▶ 本文:
少し、彼女がどういう人間か興味を持った。
愛嬌のある可愛らしい雰囲気の彼女はたまにサークルメンバーの間でも、話題に上がることがあった。
なんかやらせてくれそうな隙のある感じがエロい、らしい。
男同士の話では彼女はどちらかと言うと、性を感じさせる子として扱われていた。
なんとなく隙がありそうに見えるのと、少し押しに弱そうなのもまた、彼女に性を感じさせることに拍車をかけていたのだろう。
でも僕はそれより彼女の優しげな雰囲気と、小さなことにも気を配れる内面が好きだった。
でも、彼女にはどうやら彼氏がいるらしかった。サークルのOBの先輩で、かなり早くから付き合っていたらしい。彼女にとってはその人が初めての彼氏のようだ、というのも友達が教えてくれた。
少し残念だったが、でもいつか別れるかもしれないと気を取り直す。それに正直、6個も上のOBの先輩が新一年生の彼女を本命として付き合うってあり得るのかな?とも思っていた。
彼女が相当な美人だったら本命なのだろう、と僕も考える。
でもどちらかというと彼女は隙のあるような、正直に言うと、弄びやすそうな人種だった。だから、隙を見て奪う事にした。
何度か話しかけたり、彼女のことを褒めたり少し叱責も敢えてしたり、という中で話す頻度が増える内に、僕は彼女の相談相手となった。空きコマが合った昼飯時には、先輩の愚痴を1時間以上聞かされることもあった。
どうやら先輩が忙しくて中々会ってはくれないらしいし、行きたい場所を提案しても仕事が忙しくて会えないみたいだ。
こういう愚痴の時、彼女の好きな先輩を否定してはいけないし、僕から意見をいう必要もないというのが僕の考えだ。
彼女が愚痴を溢すのは本当は別に誰でもいいのだ。何となく仲がいいから、話し心地がいいから僕なだけで、彼女は僕に何の役割も求めていない。
彼女だって、バカじゃない。先輩に弄ばれていることだって、別に向こうが自分のことを好きじゃないことだって、薄々分かり始めている。
なんとなくそれを察しているのに彼女がそのことを言葉にしないことからも、彼女の中にある葛藤が伺い知れるというものだ。
その葛藤を無視して正論や、皆が正しいと思うような解決策を提示してしまうのは、僕は彼女の気持ちに寄り添いはしないよ、と言っているようなものだと思う。
恋愛なんて、所詮最初から彼女の中に答えがあるのだ。それに、僕は寄り添うだけでいい。
そうして彼女の話を聞きながら、それとなく彼女を別れの方向に進めつつも共感の姿勢は崩さない。
だから何度も、彼女と話した。
そうして時が過ぎていって、みぞれが頬を打つような頃合いの季節だっただろうか。
彼女から深夜に電話が来た。
先輩と別れた、と。

▶ 実施事項:
a) 先輩と付き合う彼女についての文章のうち、「彼女が相当な美人だったら本命なのだろう、と僕も考える。」から「僕に何の役割も求めていない。」までをそのまま書き写してください。
b) 先輩と付き合う彼女についての文章で、深夜の電話で彼女が伝えてきたことは何ですか。
c) 先輩と付き合う彼女についての文章を、最後の文の後から書き継いでください。
これらのデータは、先輩と付き合う彼女についての文章とは関係がありません。

▶ 元データ:
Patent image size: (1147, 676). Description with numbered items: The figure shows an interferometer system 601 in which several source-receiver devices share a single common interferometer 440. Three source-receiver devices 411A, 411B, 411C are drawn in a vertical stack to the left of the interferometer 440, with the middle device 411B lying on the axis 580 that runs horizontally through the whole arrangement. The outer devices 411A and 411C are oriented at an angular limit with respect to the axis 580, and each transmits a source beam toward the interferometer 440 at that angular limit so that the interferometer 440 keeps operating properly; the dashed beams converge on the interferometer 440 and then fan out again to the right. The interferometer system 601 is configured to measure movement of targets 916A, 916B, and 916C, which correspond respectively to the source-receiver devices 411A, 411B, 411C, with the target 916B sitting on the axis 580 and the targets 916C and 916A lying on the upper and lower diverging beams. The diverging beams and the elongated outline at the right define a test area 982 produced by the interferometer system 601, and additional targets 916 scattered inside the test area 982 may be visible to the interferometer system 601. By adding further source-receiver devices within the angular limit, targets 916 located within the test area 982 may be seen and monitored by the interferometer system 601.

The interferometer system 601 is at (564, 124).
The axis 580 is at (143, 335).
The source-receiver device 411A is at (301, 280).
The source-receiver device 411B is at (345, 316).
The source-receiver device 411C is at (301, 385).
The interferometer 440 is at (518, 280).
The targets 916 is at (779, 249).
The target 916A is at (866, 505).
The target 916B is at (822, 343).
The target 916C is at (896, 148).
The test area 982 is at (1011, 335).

▶ 解答一覧:
a)
彼女が相当な美人だったら本命なのだろう、と僕も考える。
でもどちらかというと彼女は隙のあるような、正直に言うと、弄びやすそうな人種だった。だから、隙を見て奪う事にした。
何度か話しかけたり、彼女のことを褒めたり少し叱責も敢えてしたり、という中で話す頻度が増える内に、僕は彼女の相談相手となった。空きコマが合った昼飯時には、先輩の愚痴を1時間以上聞かされることもあった。
どうやら先輩が忙しくて中々会ってはくれないらしいし、行きたい場所を提案しても仕事が忙しくて会えないみたいだ。
こういう愚痴の時、彼女の好きな先輩を否定してはいけないし、僕から意見をいう必要もないというのが僕の考えだ。
彼女が愚痴を溢すのは本当は別に誰でもいいのだ。何となく仲がいいから、話し心地がいいから僕なだけで、彼女は僕に何の役割も求めていない。

b) 先輩と別れたということです。

c)
歓喜する心を抑えながらも、彼女のすすり泣きながらの話を聞く。もう、次の恋探す!と笑い合いながらくだらない話をする。
朝まで話して、彼女が眠った後に、僕も電話を切った。
翌日に来る、ありがとうのLINE。
隙のある彼女のことだ。早めにアプローチをする必要があるから、すぐにご飯に誘う。
夜に2人でお酒を飲んで、その後も宅飲みをして。朝起きたら、2人とも裸で。すぐに、僕らは付き合うことになった。
好きだった子と付き合うのはとても楽しくて、毎日がキレイな絵の具で塗られたような日々だった。
今までは好きじゃない人としか付き合ったことがなかったから、全然違った。
遊園地は何度も行ったし、記念日には背伸びしてちょっと高い店でご飯を食べた。体育センターで一緒にバトミントンをして、その後に汗を流しにスパへ一緒に行ったり。
サークルの人達には、沢山からかわれた。お幸せに、と言われた。とても楽しかったし、事実彼女も、笑顔が増えていったと僕は思っている。
でも、彼女はたまに少し思い悩んだような顔をしていたのが、不思議だった。聞いたけど、答えてはくれなかった。
でも、それも付き合って半年の記念日に知ることになった。その日は、花火大会を一緒に見に行っていた。
満天の花火を見た後の駅までの帰り道に、手を繋ぎながら、ちょっとの沈黙。
ねえ、大事なこと話してなかった、と語る彼女。
そこの公園で話そうよ、と言ってベンチに座る。
そこで語られたのは、彼女に中絶の経験があったことだった。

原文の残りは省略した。